[Records excerpted from a collection]
* Begin *
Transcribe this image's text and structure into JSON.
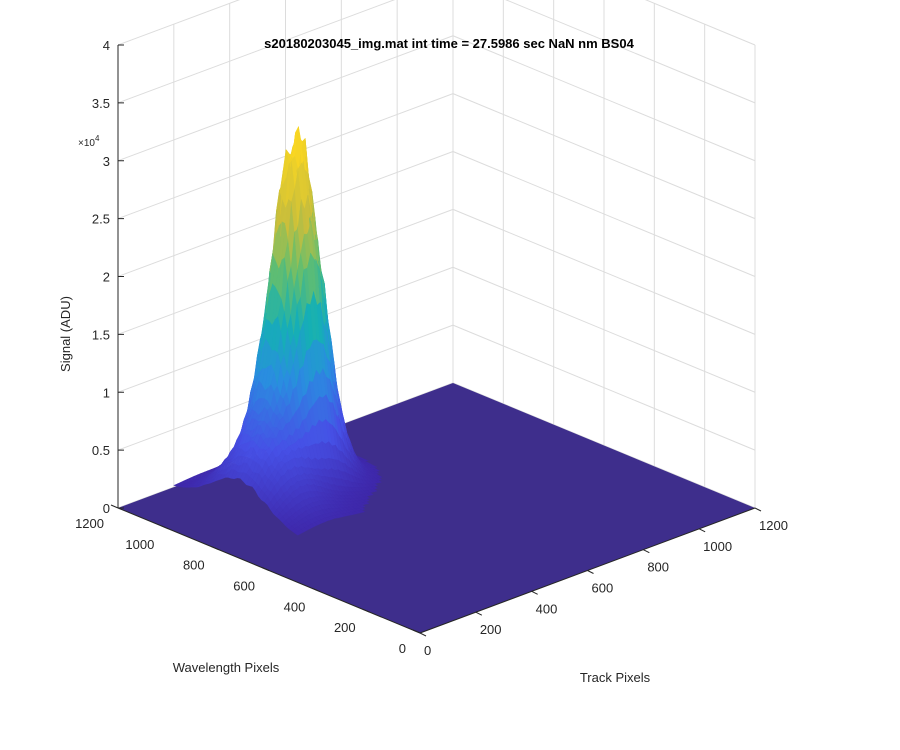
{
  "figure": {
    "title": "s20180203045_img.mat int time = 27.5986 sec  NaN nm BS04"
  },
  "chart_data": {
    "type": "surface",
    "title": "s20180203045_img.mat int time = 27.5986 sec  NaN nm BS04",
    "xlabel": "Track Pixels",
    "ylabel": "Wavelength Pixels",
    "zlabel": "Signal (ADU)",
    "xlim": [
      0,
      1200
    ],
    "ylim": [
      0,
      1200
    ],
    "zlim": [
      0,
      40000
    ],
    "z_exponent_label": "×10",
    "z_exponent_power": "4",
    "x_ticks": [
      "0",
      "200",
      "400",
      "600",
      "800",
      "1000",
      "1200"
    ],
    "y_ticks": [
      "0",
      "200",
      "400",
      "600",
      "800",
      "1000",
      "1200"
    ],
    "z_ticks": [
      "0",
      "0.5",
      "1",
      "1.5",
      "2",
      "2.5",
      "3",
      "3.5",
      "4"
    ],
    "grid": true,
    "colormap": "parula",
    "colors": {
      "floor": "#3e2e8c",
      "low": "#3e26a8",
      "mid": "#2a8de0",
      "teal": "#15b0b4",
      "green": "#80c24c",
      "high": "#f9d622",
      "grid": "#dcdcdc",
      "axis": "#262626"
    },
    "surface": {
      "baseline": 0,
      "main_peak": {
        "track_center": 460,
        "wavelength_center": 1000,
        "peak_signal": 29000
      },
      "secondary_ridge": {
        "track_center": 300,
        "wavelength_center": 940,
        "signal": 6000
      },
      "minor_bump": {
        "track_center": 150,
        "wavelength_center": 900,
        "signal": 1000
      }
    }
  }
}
* End *
* Begin *
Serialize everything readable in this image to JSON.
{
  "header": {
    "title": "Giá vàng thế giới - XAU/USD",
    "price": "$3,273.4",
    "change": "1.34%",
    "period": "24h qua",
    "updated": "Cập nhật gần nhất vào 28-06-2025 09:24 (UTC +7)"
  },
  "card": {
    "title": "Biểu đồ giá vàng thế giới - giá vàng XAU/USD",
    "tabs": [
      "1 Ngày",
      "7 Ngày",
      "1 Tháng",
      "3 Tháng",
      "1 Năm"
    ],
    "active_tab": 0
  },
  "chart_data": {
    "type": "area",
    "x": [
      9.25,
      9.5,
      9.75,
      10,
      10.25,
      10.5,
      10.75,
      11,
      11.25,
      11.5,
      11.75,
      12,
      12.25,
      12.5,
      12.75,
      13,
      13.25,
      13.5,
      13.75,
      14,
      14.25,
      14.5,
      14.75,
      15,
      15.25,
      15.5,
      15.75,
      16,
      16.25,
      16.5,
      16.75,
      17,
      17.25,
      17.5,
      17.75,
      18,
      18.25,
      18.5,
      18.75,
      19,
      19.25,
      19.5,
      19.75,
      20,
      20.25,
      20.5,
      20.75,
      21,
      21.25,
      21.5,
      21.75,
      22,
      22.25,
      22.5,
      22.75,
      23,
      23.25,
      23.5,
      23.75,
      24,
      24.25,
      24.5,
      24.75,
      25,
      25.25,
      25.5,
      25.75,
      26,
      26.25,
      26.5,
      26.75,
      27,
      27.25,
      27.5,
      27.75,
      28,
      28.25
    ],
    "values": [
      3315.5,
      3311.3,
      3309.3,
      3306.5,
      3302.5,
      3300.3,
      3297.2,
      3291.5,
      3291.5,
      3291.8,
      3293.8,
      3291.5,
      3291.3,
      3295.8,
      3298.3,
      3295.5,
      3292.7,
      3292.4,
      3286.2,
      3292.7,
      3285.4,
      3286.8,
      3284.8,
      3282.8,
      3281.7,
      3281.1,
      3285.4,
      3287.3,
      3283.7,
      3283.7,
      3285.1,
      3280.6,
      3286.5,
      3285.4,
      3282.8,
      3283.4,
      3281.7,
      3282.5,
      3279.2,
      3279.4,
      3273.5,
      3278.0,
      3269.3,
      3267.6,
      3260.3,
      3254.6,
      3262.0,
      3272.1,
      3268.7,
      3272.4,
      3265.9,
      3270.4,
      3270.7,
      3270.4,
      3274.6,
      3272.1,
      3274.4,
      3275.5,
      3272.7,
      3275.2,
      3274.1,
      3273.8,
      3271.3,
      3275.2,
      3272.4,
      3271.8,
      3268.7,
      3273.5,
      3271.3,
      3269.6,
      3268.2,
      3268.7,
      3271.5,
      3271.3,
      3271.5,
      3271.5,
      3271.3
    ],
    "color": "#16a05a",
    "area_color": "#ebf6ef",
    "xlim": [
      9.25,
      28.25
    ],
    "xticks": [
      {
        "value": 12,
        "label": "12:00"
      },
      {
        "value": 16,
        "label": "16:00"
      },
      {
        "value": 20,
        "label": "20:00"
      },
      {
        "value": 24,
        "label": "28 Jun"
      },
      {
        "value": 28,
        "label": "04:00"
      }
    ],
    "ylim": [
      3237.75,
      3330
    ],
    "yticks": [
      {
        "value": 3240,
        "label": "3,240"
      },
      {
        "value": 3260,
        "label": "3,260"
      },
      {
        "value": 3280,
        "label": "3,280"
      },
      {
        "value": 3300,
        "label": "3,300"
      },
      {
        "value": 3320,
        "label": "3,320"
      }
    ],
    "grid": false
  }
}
* End *
» What the task asks: Go through the records above and copy every line with the word "Pixels".

» Full answer:
    "xlabel": "Track Pixels",
    "ylabel": "Wavelength Pixels",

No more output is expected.